- [Exercise objective]
Return every one of these lines exactly as it is shown, from the first to the last.

- [Records shown]

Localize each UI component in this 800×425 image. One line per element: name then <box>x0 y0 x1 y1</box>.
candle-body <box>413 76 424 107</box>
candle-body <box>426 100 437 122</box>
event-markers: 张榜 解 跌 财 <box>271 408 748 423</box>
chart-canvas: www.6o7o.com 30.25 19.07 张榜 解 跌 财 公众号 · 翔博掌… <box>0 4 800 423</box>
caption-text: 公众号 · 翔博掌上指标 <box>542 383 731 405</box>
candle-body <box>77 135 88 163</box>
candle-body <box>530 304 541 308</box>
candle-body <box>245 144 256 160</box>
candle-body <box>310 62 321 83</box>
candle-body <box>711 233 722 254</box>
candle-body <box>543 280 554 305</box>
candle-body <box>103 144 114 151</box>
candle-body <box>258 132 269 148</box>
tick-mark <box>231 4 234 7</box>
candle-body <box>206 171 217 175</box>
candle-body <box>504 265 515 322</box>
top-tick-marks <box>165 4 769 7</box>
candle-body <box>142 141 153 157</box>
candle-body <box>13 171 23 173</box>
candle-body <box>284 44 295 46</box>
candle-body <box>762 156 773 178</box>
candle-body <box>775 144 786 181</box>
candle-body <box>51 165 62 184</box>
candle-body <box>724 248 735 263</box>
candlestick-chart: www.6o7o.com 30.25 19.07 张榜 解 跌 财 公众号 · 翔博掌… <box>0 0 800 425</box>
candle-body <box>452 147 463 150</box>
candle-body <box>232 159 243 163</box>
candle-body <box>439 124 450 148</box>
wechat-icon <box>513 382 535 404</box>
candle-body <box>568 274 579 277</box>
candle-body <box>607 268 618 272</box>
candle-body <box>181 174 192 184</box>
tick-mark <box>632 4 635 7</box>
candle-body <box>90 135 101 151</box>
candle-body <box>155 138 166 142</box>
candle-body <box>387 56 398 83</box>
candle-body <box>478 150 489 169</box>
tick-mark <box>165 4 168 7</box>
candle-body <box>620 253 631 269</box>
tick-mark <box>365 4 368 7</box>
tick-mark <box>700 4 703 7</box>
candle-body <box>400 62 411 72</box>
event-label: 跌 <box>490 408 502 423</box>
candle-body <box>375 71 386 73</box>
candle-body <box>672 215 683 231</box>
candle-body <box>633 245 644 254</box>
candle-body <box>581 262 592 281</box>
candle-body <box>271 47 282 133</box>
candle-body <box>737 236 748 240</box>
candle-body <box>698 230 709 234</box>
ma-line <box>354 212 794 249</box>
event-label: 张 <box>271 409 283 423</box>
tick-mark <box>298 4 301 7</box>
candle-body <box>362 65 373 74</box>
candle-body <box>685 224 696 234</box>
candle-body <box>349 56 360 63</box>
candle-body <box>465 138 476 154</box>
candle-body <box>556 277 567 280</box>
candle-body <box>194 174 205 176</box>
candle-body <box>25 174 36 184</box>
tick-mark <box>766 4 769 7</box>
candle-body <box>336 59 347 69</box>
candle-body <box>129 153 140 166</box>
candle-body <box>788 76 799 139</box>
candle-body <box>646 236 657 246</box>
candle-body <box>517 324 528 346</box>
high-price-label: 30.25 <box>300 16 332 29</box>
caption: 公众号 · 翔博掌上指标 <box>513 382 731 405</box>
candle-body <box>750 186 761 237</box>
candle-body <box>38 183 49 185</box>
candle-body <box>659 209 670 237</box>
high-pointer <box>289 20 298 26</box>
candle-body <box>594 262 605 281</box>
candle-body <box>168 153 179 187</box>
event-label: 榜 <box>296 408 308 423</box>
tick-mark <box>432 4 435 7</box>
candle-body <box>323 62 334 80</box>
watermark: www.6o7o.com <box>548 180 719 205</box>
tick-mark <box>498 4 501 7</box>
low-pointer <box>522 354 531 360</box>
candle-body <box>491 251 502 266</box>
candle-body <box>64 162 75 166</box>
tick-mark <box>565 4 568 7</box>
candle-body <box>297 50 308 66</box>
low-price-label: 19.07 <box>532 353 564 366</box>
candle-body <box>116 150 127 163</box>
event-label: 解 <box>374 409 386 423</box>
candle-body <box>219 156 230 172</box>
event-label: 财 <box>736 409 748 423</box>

- [Result]
Localize each UI component in this 800×425 image. One line per element: name then <box>x0 y0 x1 y1</box>.
candle-body <box>413 76 424 107</box>
candle-body <box>426 100 437 122</box>
event-markers: 张榜 解 跌 财 <box>271 408 748 423</box>
chart-canvas: www.6o7o.com 30.25 19.07 张榜 解 跌 财 公众号 · 翔博掌… <box>0 4 800 423</box>
caption-text: 公众号 · 翔博掌上指标 <box>542 383 731 405</box>
candle-body <box>77 135 88 163</box>
candle-body <box>530 304 541 308</box>
candle-body <box>245 144 256 160</box>
candle-body <box>310 62 321 83</box>
candle-body <box>711 233 722 254</box>
candle-body <box>543 280 554 305</box>
candle-body <box>103 144 114 151</box>
candle-body <box>258 132 269 148</box>
tick-mark <box>231 4 234 7</box>
candle-body <box>206 171 217 175</box>
candle-body <box>504 265 515 322</box>
top-tick-marks <box>165 4 769 7</box>
candle-body <box>142 141 153 157</box>
candle-body <box>13 171 23 173</box>
candle-body <box>284 44 295 46</box>
candle-body <box>762 156 773 178</box>
candle-body <box>775 144 786 181</box>
candle-body <box>51 165 62 184</box>
candle-body <box>724 248 735 263</box>
candlestick-chart: www.6o7o.com 30.25 19.07 张榜 解 跌 财 公众号 · 翔博掌… <box>0 0 800 425</box>
candle-body <box>452 147 463 150</box>
candle-body <box>232 159 243 163</box>
candle-body <box>439 124 450 148</box>
wechat-icon <box>513 382 535 404</box>
candle-body <box>568 274 579 277</box>
candle-body <box>607 268 618 272</box>
candle-body <box>181 174 192 184</box>
tick-mark <box>632 4 635 7</box>
candle-body <box>90 135 101 151</box>
candle-body <box>155 138 166 142</box>
candle-body <box>387 56 398 83</box>
candle-body <box>478 150 489 169</box>
tick-mark <box>165 4 168 7</box>
candle-body <box>620 253 631 269</box>
tick-mark <box>365 4 368 7</box>
tick-mark <box>700 4 703 7</box>
candle-body <box>400 62 411 72</box>
event-label: 跌 <box>490 408 502 423</box>
candle-body <box>375 71 386 73</box>
candle-body <box>672 215 683 231</box>
candle-body <box>633 245 644 254</box>
candle-body <box>581 262 592 281</box>
candle-body <box>271 47 282 133</box>
candle-body <box>737 236 748 240</box>
candle-body <box>698 230 709 234</box>
ma-line <box>354 212 794 249</box>
event-label: 张 <box>271 409 283 423</box>
tick-mark <box>298 4 301 7</box>
candle-body <box>362 65 373 74</box>
candle-body <box>685 224 696 234</box>
candle-body <box>349 56 360 63</box>
candle-body <box>465 138 476 154</box>
candle-body <box>556 277 567 280</box>
candle-body <box>194 174 205 176</box>
candle-body <box>25 174 36 184</box>
tick-mark <box>766 4 769 7</box>
candle-body <box>336 59 347 69</box>
candle-body <box>129 153 140 166</box>
candle-body <box>788 76 799 139</box>
candle-body <box>646 236 657 246</box>
candle-body <box>517 324 528 346</box>
high-price-label: 30.25 <box>300 16 332 29</box>
caption: 公众号 · 翔博掌上指标 <box>513 382 731 405</box>
candle-body <box>750 186 761 237</box>
candle-body <box>38 183 49 185</box>
candle-body <box>659 209 670 237</box>
high-pointer <box>289 20 298 26</box>
candle-body <box>594 262 605 281</box>
candle-body <box>168 153 179 187</box>
event-label: 榜 <box>296 408 308 423</box>
tick-mark <box>432 4 435 7</box>
candle-body <box>323 62 334 80</box>
watermark: www.6o7o.com <box>548 180 719 205</box>
tick-mark <box>498 4 501 7</box>
low-pointer <box>522 354 531 360</box>
candle-body <box>491 251 502 266</box>
candle-body <box>64 162 75 166</box>
tick-mark <box>565 4 568 7</box>
candle-body <box>297 50 308 66</box>
low-price-label: 19.07 <box>532 353 564 366</box>
candle-body <box>116 150 127 163</box>
event-label: 解 <box>374 409 386 423</box>
candle-body <box>219 156 230 172</box>
event-label: 财 <box>736 409 748 423</box>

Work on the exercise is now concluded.